→ **Task instructions**: Find each line with the string "degree" and report it.

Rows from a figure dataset
■ ■ ■ ■
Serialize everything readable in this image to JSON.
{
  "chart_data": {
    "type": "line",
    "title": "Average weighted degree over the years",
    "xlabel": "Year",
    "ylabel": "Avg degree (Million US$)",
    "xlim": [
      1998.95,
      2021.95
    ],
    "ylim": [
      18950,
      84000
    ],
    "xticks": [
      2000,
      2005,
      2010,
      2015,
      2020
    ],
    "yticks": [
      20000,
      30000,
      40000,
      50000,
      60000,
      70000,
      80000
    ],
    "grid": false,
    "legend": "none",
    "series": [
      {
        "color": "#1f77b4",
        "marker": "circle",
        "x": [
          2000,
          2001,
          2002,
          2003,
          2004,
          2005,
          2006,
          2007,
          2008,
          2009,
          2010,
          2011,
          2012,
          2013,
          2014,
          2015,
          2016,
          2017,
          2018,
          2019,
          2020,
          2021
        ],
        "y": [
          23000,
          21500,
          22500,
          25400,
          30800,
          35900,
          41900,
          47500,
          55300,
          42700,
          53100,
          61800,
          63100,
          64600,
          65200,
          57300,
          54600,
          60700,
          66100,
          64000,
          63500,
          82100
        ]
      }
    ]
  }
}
■ ■ ■ ■
→ **Solution to the exercise**:
    "title": "Average weighted degree over the years",
    "ylabel": "Avg degree (Million US$)",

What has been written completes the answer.